The problem: Return all of the lines below exactly as they are.

* Begin Listing *

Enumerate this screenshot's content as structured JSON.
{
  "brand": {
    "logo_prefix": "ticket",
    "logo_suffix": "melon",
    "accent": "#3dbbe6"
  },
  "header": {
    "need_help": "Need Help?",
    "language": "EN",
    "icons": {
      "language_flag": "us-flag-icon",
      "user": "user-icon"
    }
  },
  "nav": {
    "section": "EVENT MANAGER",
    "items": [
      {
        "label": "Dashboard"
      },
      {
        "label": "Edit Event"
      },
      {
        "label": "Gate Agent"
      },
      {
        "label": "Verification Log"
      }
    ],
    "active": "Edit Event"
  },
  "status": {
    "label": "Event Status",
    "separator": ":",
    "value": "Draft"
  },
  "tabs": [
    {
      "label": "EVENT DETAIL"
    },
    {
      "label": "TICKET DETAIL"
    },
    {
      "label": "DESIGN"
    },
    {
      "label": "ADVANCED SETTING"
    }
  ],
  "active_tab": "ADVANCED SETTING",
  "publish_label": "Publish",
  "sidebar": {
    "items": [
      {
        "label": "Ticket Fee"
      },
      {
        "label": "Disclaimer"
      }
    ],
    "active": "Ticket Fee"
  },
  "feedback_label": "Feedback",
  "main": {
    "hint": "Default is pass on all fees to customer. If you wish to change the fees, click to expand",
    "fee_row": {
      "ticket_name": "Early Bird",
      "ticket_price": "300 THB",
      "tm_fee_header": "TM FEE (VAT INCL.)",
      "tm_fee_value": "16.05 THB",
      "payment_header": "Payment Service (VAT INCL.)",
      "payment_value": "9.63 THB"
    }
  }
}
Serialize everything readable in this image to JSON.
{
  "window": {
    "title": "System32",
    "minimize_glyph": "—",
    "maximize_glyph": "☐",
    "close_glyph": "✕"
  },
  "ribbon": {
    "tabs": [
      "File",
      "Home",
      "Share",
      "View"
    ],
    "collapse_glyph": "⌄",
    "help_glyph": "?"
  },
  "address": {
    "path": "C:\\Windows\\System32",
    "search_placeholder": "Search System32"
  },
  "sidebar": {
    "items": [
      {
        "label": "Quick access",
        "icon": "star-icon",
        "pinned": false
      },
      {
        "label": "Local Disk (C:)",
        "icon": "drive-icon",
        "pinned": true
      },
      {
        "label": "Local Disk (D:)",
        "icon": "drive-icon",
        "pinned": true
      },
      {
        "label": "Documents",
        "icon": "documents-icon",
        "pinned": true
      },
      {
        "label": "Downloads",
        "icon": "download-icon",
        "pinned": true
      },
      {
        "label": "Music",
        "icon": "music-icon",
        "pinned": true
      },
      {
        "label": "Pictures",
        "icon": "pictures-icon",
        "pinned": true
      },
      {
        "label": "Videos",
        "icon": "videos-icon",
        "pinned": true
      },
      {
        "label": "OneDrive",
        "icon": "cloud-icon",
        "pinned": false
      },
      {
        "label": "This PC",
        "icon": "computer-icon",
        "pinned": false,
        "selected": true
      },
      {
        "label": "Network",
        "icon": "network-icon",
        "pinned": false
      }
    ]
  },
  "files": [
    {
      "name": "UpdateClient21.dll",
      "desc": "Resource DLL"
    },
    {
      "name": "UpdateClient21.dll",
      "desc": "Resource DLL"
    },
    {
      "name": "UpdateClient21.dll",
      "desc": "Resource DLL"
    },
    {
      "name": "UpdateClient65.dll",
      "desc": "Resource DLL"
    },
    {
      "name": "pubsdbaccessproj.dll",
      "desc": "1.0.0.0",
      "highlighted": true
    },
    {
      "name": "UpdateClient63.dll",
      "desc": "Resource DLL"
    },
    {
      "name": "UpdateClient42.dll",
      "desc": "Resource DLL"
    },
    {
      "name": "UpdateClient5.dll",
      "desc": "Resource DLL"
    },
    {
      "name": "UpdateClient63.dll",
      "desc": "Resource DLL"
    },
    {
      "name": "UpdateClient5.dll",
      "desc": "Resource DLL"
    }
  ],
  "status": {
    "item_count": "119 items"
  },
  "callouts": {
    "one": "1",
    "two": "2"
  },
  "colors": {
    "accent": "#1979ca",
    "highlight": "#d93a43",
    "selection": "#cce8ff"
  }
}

* End Listing *

Task output:
Enumerate this screenshot's content as structured JSON.
{
  "brand": {
    "logo_prefix": "ticket",
    "logo_suffix": "melon",
    "accent": "#3dbbe6"
  },
  "header": {
    "need_help": "Need Help?",
    "language": "EN",
    "icons": {
      "language_flag": "us-flag-icon",
      "user": "user-icon"
    }
  },
  "nav": {
    "section": "EVENT MANAGER",
    "items": [
      {
        "label": "Dashboard"
      },
      {
        "label": "Edit Event"
      },
      {
        "label": "Gate Agent"
      },
      {
        "label": "Verification Log"
      }
    ],
    "active": "Edit Event"
  },
  "status": {
    "label": "Event Status",
    "separator": ":",
    "value": "Draft"
  },
  "tabs": [
    {
      "label": "EVENT DETAIL"
    },
    {
      "label": "TICKET DETAIL"
    },
    {
      "label": "DESIGN"
    },
    {
      "label": "ADVANCED SETTING"
    }
  ],
  "active_tab": "ADVANCED SETTING",
  "publish_label": "Publish",
  "sidebar": {
    "items": [
      {
        "label": "Ticket Fee"
      },
      {
        "label": "Disclaimer"
      }
    ],
    "active": "Ticket Fee"
  },
  "feedback_label": "Feedback",
  "main": {
    "hint": "Default is pass on all fees to customer. If you wish to change the fees, click to expand",
    "fee_row": {
      "ticket_name": "Early Bird",
      "ticket_price": "300 THB",
      "tm_fee_header": "TM FEE (VAT INCL.)",
      "tm_fee_value": "16.05 THB",
      "payment_header": "Payment Service (VAT INCL.)",
      "payment_value": "9.63 THB"
    }
  }
}
Serialize everything readable in this image to JSON.
{
  "window": {
    "title": "System32",
    "minimize_glyph": "—",
    "maximize_glyph": "☐",
    "close_glyph": "✕"
  },
  "ribbon": {
    "tabs": [
      "File",
      "Home",
      "Share",
      "View"
    ],
    "collapse_glyph": "⌄",
    "help_glyph": "?"
  },
  "address": {
    "path": "C:\\Windows\\System32",
    "search_placeholder": "Search System32"
  },
  "sidebar": {
    "items": [
      {
        "label": "Quick access",
        "icon": "star-icon",
        "pinned": false
      },
      {
        "label": "Local Disk (C:)",
        "icon": "drive-icon",
        "pinned": true
      },
      {
        "label": "Local Disk (D:)",
        "icon": "drive-icon",
        "pinned": true
      },
      {
        "label": "Documents",
        "icon": "documents-icon",
        "pinned": true
      },
      {
        "label": "Downloads",
        "icon": "download-icon",
        "pinned": true
      },
      {
        "label": "Music",
        "icon": "music-icon",
        "pinned": true
      },
      {
        "label": "Pictures",
        "icon": "pictures-icon",
        "pinned": true
      },
      {
        "label": "Videos",
        "icon": "videos-icon",
        "pinned": true
      },
      {
        "label": "OneDrive",
        "icon": "cloud-icon",
        "pinned": false
      },
      {
        "label": "This PC",
        "icon": "computer-icon",
        "pinned": false,
        "selected": true
      },
      {
        "label": "Network",
        "icon": "network-icon",
        "pinned": false
      }
    ]
  },
  "files": [
    {
      "name": "UpdateClient21.dll",
      "desc": "Resource DLL"
    },
    {
      "name": "UpdateClient21.dll",
      "desc": "Resource DLL"
    },
    {
      "name": "UpdateClient21.dll",
      "desc": "Resource DLL"
    },
    {
      "name": "UpdateClient65.dll",
      "desc": "Resource DLL"
    },
    {
      "name": "pubsdbaccessproj.dll",
      "desc": "1.0.0.0",
      "highlighted": true
    },
    {
      "name": "UpdateClient63.dll",
      "desc": "Resource DLL"
    },
    {
      "name": "UpdateClient42.dll",
      "desc": "Resource DLL"
    },
    {
      "name": "UpdateClient5.dll",
      "desc": "Resource DLL"
    },
    {
      "name": "UpdateClient63.dll",
      "desc": "Resource DLL"
    },
    {
      "name": "UpdateClient5.dll",
      "desc": "Resource DLL"
    }
  ],
  "status": {
    "item_count": "119 items"
  },
  "callouts": {
    "one": "1",
    "two": "2"
  },
  "colors": {
    "accent": "#1979ca",
    "highlight": "#d93a43",
    "selection": "#cce8ff"
  }
}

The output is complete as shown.